#### [DATA ENTRIES]
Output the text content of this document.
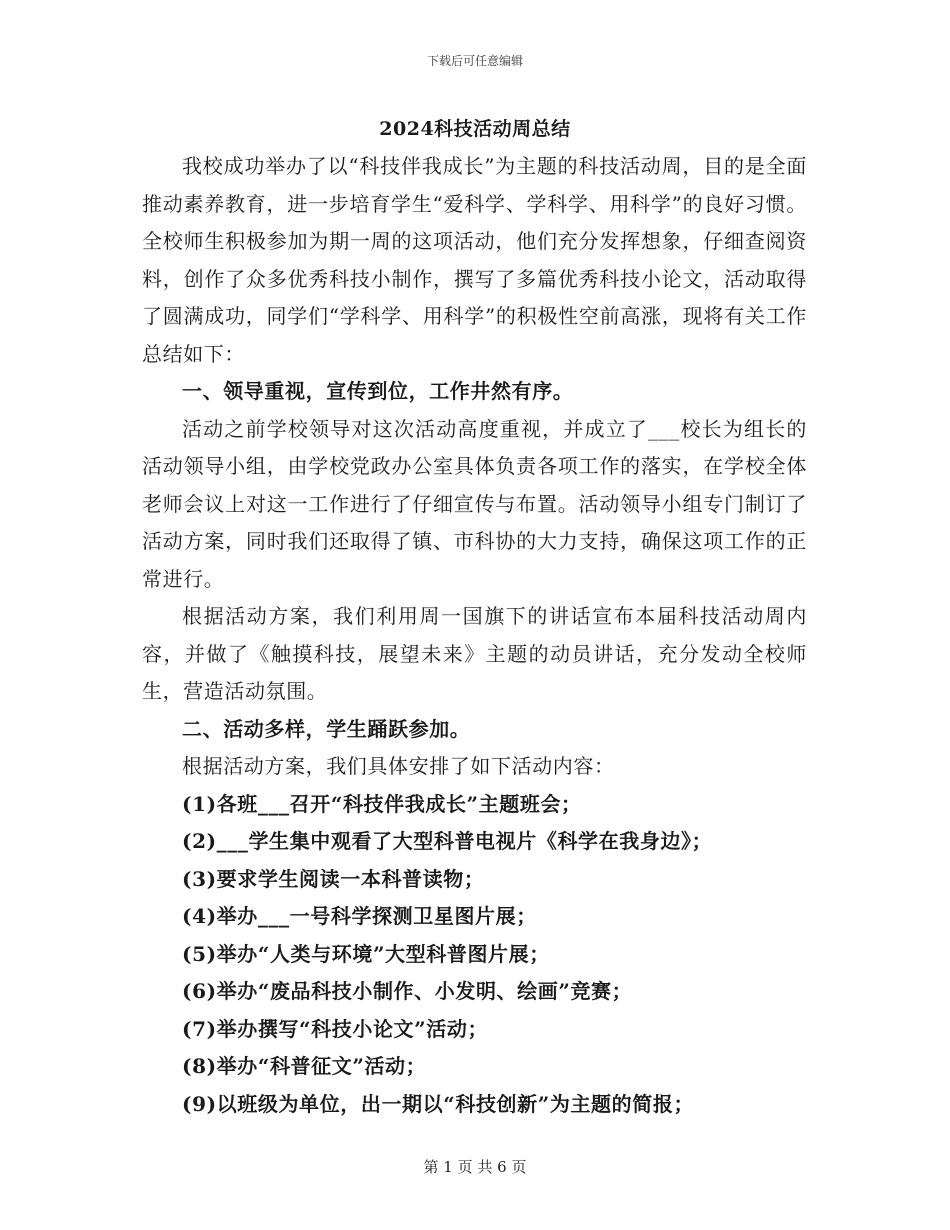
下载后可任意编辑
2024科技活动周总结

我校成功举办了以“科技伴我成长”为主题的科技活动周，目的是全面推动素养教育，进一步培育学生“爱科学、学科学、用科学”的良好习惯。全校师生积极参加为期一周的这项活动，他们充分发挥想象，仔细查阅资料，创作了众多优秀科技小制作，撰写了多篇优秀科技小论文，活动取得了圆满成功，同学们“学科学、用科学”的积极性空前高涨，现将有关工作总结如下：

一、领导重视，宣传到位，工作井然有序。

活动之前学校领导对这次活动高度重视，并成立了___校长为组长的活动领导小组，由学校党政办公室具体负责各项工作的落实，在学校全体老师会议上对这一工作进行了仔细宣传与布置。活动领导小组专门制订了活动方案，同时我们还取得了镇、市科协的大力支持，确保这项工作的正常进行。

根据活动方案，我们利用周一国旗下的讲话宣布本届科技活动周内容，并做了《触摸科技，展望未来》主题的动员讲话，充分发动全校师生，营造活动氛围。

二、活动多样，学生踊跃参加。

根据活动方案，我们具体安排了如下活动内容：

(1)各班___召开“科技伴我成长”主题班会；

(2)___学生集中观看了大型科普电视片《科学在我身边》；

(3)要求学生阅读一本科普读物；

(4)举办___一号科学探测卫星图片展；

(5)举办“人类与环境”大型科普图片展；

(6)举办“废品科技小制作、小发明、绘画”竞赛；

(7)举办撰写“科技小论文”活动；

(8)举办“科普征文”活动；

(9)以班级为单位，出一期以“科技创新”为主题的简报；

第 1 页 共 6 页
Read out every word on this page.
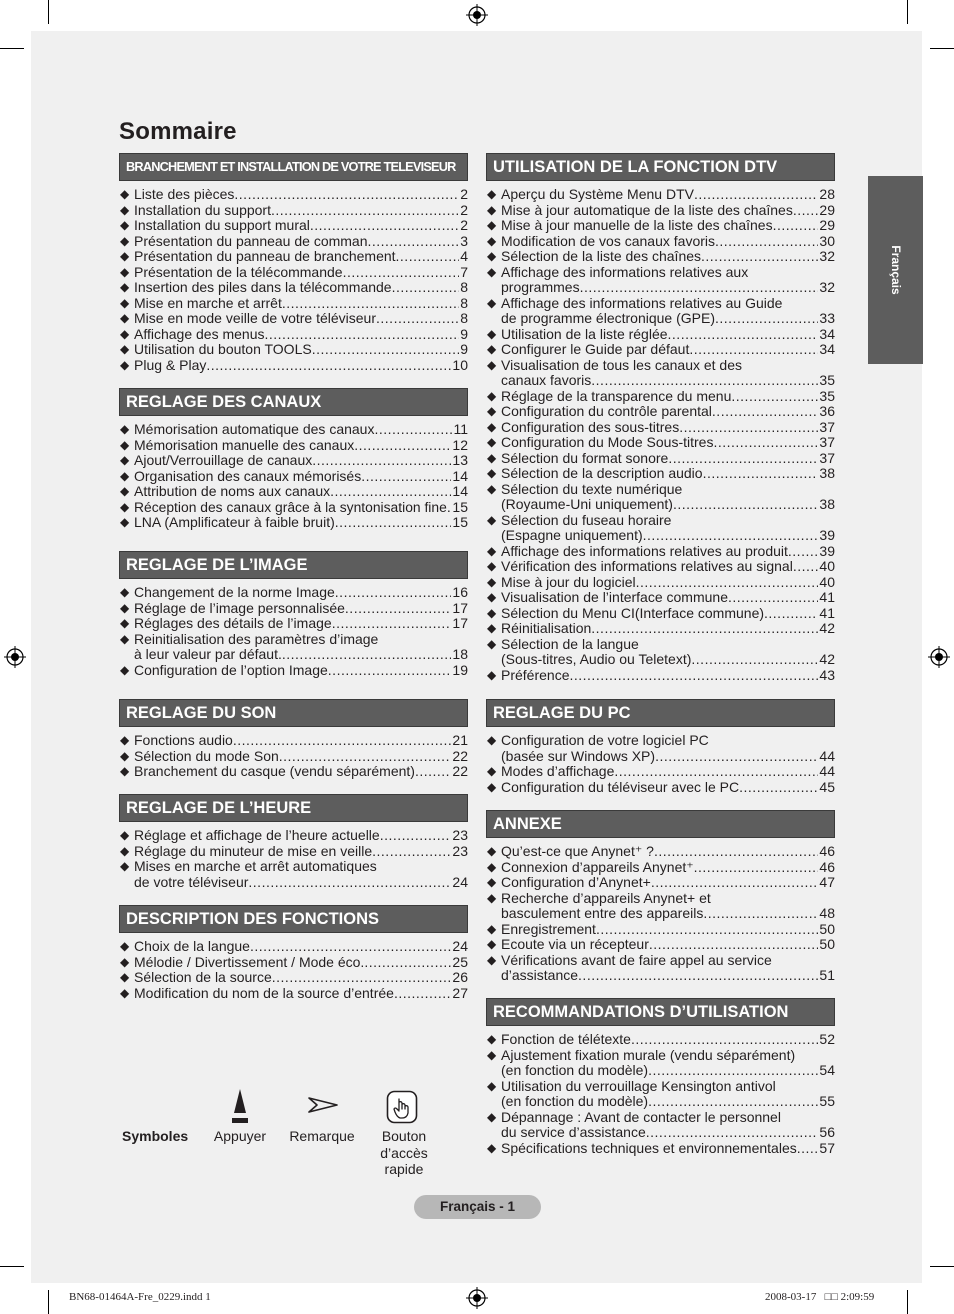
Sommaire
BRANCHEMENT ET INSTALLATION DE VOTRE TELEVISEUR
◆ Liste des pièces .....	2
◆ Installation du support .....	2
◆ Installation du support mural .....	2
◆ Présentation du panneau de comman .....	3
◆ Présentation du panneau de branchement .....	4
◆ Présentation de la télécommande .....	7
◆ Insertion des piles dans la télécommande .....	8
◆ Mise en marche et arrêt .....	8
◆ Mise en mode veille de votre téléviseur .....	8
◆ Affichage des menus .....	9
◆ Utilisation du bouton TOOLS .....	9
◆ Plug & Play .....	10
REGLAGE DES CANAUX
◆ Mémorisation automatique des canaux .....	11
◆ Mémorisation manuelle des canaux .....	12
◆ Ajout/Verrouillage de canaux .....	13
◆ Organisation des canaux mémorisés .....	14
◆ Attribution de noms aux canaux .....	14
◆ Réception des canaux grâce à la syntonisation fine ..... 15
◆ LNA (Amplificateur à faible bruit) .....	15
REGLAGE DE L’IMAGE
◆ Changement de la norme Image .....	16
◆ Réglage de l’image personnalisée .....	17
◆ Réglages des détails de l’image .....	17
◆ Reinitialisation des paramètres d’image
à leur valeur par défaut. .....	18
◆ Configuration de l’option Image .....	19
REGLAGE DU SON
◆ Fonctions audio .....	21
◆ Sélection du mode Son .....	22
◆ Branchement du casque (vendu séparément) .....	22
REGLAGE DE L’HEURE
◆ Réglage et affichage de l’heure actuelle .....	23
◆ Réglage du minuteur de mise en veille .....	23
◆ Mises en marche et arrêt automatiques
de votre téléviseur .....	24
DESCRIPTION DES FONCTIONS
◆ Choix de la langue .....	24
◆ Mélodie / Divertissement / Mode éco. .....	25
◆ Sélection de la source .....	26
◆ Modification du nom de la source d’entrée .....	27
UTILISATION DE LA FONCTION DTV
◆ Aperçu du Système Menu DTV .....	28
◆ Mise à jour automatique de la liste des chaînes ..... 29
◆ Mise à jour manuelle de la liste des chaînes .....	29
◆ Modification de vos canaux favoris .....	30
◆ Sélection de la liste des chaînes .....	32
◆ Affichage des informations relatives aux
programmes .....	32
◆ Affichage des informations relatives au Guide
de programme électronique (GPE) .....	33
◆ Utilisation de la liste réglée .....	34
◆ Configurer le Guide par défaut .....	34
◆ Visualisation de tous les canaux et des
canaux favoris .....	35
◆ Réglage de la transparence du menu .....	35
◆ Configuration du contrôle parental .....	36
◆ Configuration des sous-titres .....	37
◆ Configuration du Mode Sous-titres .....	37
◆ Sélection du format sonore .....	37
◆ Sélection de la description audio .....	38
◆ Sélection du texte numérique
(Royaume-Uni uniquement) .....	38
◆ Sélection du fuseau horaire
(Espagne uniquement) .....	39
◆ Affichage des informations relatives au produit ..... 39
◆ Vérification des informations relatives au signal ..... 40
◆ Mise à jour du logiciel .....	40
◆ Visualisation de l’interface commune .....	41
◆ Sélection du Menu CI(Interface commune) .....	41
◆ Réinitialisation .....	42
◆ Sélection de la langue
(Sous-titres, Audio ou Teletext) .....	42
◆ Préférence .....	43
REGLAGE DU PC
◆ Configuration de votre logiciel PC
(basée sur Windows XP) .....	44
◆ Modes d’affichage .....	44
◆ Configuration du téléviseur avec le PC .....	45
ANNEXE
◆ Qu’est-ce que Anynet⁺ ? .....	46
◆ Connexion d’appareils Anynet⁺ .....	46
◆ Configuration d’Anynet+ .....	47
◆ Recherche d’appareils Anynet+ et
basculement entre des appareils .....	48
◆ Enregistrement .....	50
◆ Ecoute via un récepteur .....	50
◆ Vérifications avant de faire appel au service
d’assistance .....	51
RECOMMANDATIONS D’UTILISATION
◆ Fonction de télétexte .....	52
◆ Ajustement fixation murale (vendu séparément)
(en fonction du modèle) .....	54
◆ Utilisation du verrouillage Kensington antivol
(en fonction du modèle) .....	55
◆ Dépannage : Avant de contacter le personnel
du service d’assistance .....	56
◆ Spécifications techniques et environnementales ..... 57
Français
Symboles	Appuyer	Remarque	Bouton
d’accès
rapide
Français - 1
BN68-01464A-Fre_0229.indd 1	2008-03-17   □□ 2:09:59
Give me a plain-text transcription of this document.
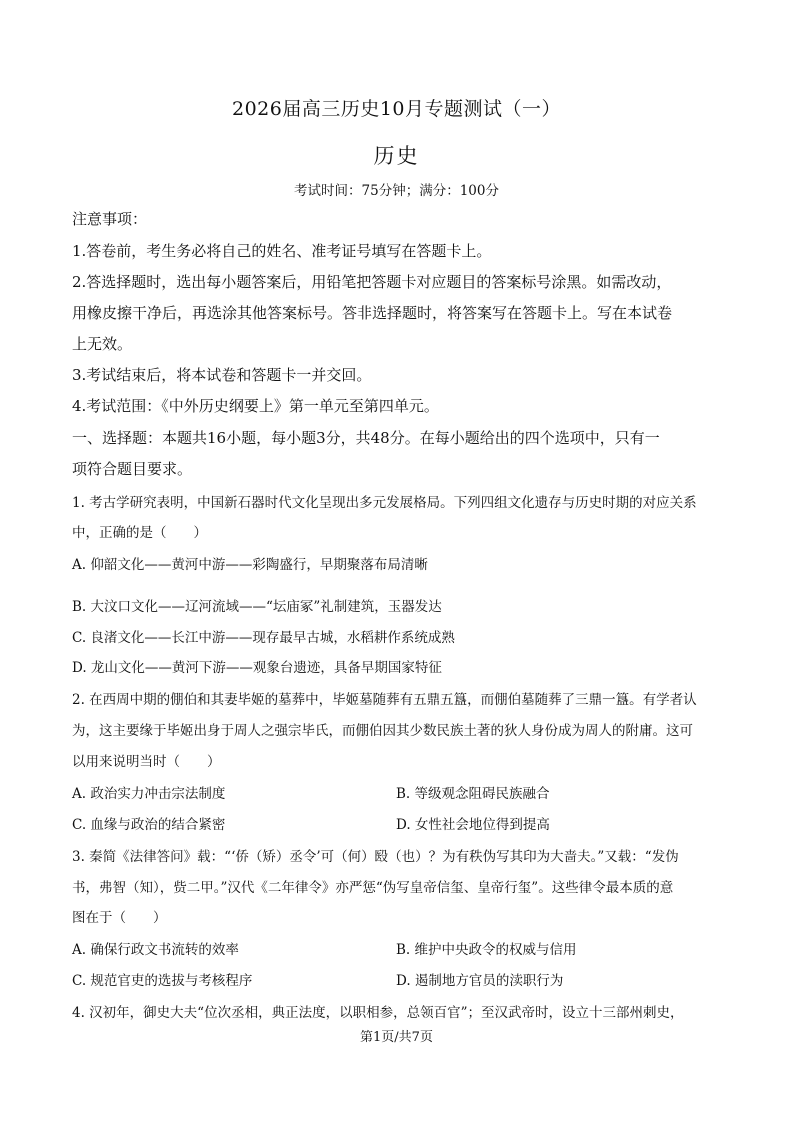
2026届高三历史10月专题测试（一）
历史
考试时间：75分钟；满分：100分
注意事项：
1.答卷前，考生务必将自己的姓名、准考证号填写在答题卡上。
2.答选择题时，选出每小题答案后，用铅笔把答题卡对应题目的答案标号涂黑。如需改动，
用橡皮擦干净后，再选涂其他答案标号。答非选择题时，将答案写在答题卡上。写在本试卷
上无效。
3.考试结束后，将本试卷和答题卡一并交回。
4.考试范围：《中外历史纲要上》第一单元至第四单元。
一、选择题：本题共16小题，每小题3分，共48分。在每小题给出的四个选项中，只有一
项符合题目要求。
1. 考古学研究表明，中国新石器时代文化呈现出多元发展格局。下列四组文化遗存与历史时期的对应关系
中，正确的是（　　）
A. 仰韶文化——黄河中游——彩陶盛行，早期聚落布局清晰
B. 大汶口文化——辽河流域——“坛庙冢”礼制建筑，玉器发达
C. 良渚文化——长江中游——现存最早古城，水稻耕作系统成熟
D. 龙山文化——黄河下游——观象台遗迹，具备早期国家特征
2. 在西周中期的倗伯和其妻毕姬的墓葬中，毕姬墓随葬有五鼎五簋，而倗伯墓随葬了三鼎一簋。有学者认
为，这主要缘于毕姬出身于周人之强宗毕氏，而倗伯因其少数民族土著的狄人身份成为周人的附庸。这可
以用来说明当时（　　）
A. 政治实力冲击宗法制度	B. 等级观念阻碍民族融合
C. 血缘与政治的结合紧密	D. 女性社会地位得到提高
3. 秦简《法律答问》载：“‘侨（矫）丞令’可（何）殹（也）？为有秩伪写其印为大啬夫。”又载：“发伪
书，弗智（知），赀二甲。”汉代《二年律令》亦严惩“伪写皇帝信玺、皇帝行玺”。这些律令最本质的意
图在于（　　）
A. 确保行政文书流转的效率	B. 维护中央政令的权威与信用
C. 规范官吏的选拔与考核程序	D. 遏制地方官员的渎职行为
4. 汉初年，御史大夫“位次丞相，典正法度，以职相参，总领百官”；至汉武帝时，设立十三部州刺史，
第1页/共7页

#### [INSTRUCTIONS TO FOLLOW]
Repeat the lines from the line containing "Give me a plain-text" through the end of the material above exactly, with no pictures and nothing else.

#### [FULL SOLUTION]
Give me a plain-text transcription of this document.
2026届高三历史10月专题测试（一）
历史
考试时间：75分钟；满分：100分
注意事项：
1.答卷前，考生务必将自己的姓名、准考证号填写在答题卡上。
2.答选择题时，选出每小题答案后，用铅笔把答题卡对应题目的答案标号涂黑。如需改动，
用橡皮擦干净后，再选涂其他答案标号。答非选择题时，将答案写在答题卡上。写在本试卷
上无效。
3.考试结束后，将本试卷和答题卡一并交回。
4.考试范围：《中外历史纲要上》第一单元至第四单元。
一、选择题：本题共16小题，每小题3分，共48分。在每小题给出的四个选项中，只有一
项符合题目要求。
1. 考古学研究表明，中国新石器时代文化呈现出多元发展格局。下列四组文化遗存与历史时期的对应关系
中，正确的是（　　）
A. 仰韶文化——黄河中游——彩陶盛行，早期聚落布局清晰
B. 大汶口文化——辽河流域——“坛庙冢”礼制建筑，玉器发达
C. 良渚文化——长江中游——现存最早古城，水稻耕作系统成熟
D. 龙山文化——黄河下游——观象台遗迹，具备早期国家特征
2. 在西周中期的倗伯和其妻毕姬的墓葬中，毕姬墓随葬有五鼎五簋，而倗伯墓随葬了三鼎一簋。有学者认
为，这主要缘于毕姬出身于周人之强宗毕氏，而倗伯因其少数民族土著的狄人身份成为周人的附庸。这可
以用来说明当时（　　）
A. 政治实力冲击宗法制度	B. 等级观念阻碍民族融合
C. 血缘与政治的结合紧密	D. 女性社会地位得到提高
3. 秦简《法律答问》载：“‘侨（矫）丞令’可（何）殹（也）？为有秩伪写其印为大啬夫。”又载：“发伪
书，弗智（知），赀二甲。”汉代《二年律令》亦严惩“伪写皇帝信玺、皇帝行玺”。这些律令最本质的意
图在于（　　）
A. 确保行政文书流转的效率	B. 维护中央政令的权威与信用
C. 规范官吏的选拔与考核程序	D. 遏制地方官员的渎职行为
4. 汉初年，御史大夫“位次丞相，典正法度，以职相参，总领百官”；至汉武帝时，设立十三部州刺史，
第1页/共7页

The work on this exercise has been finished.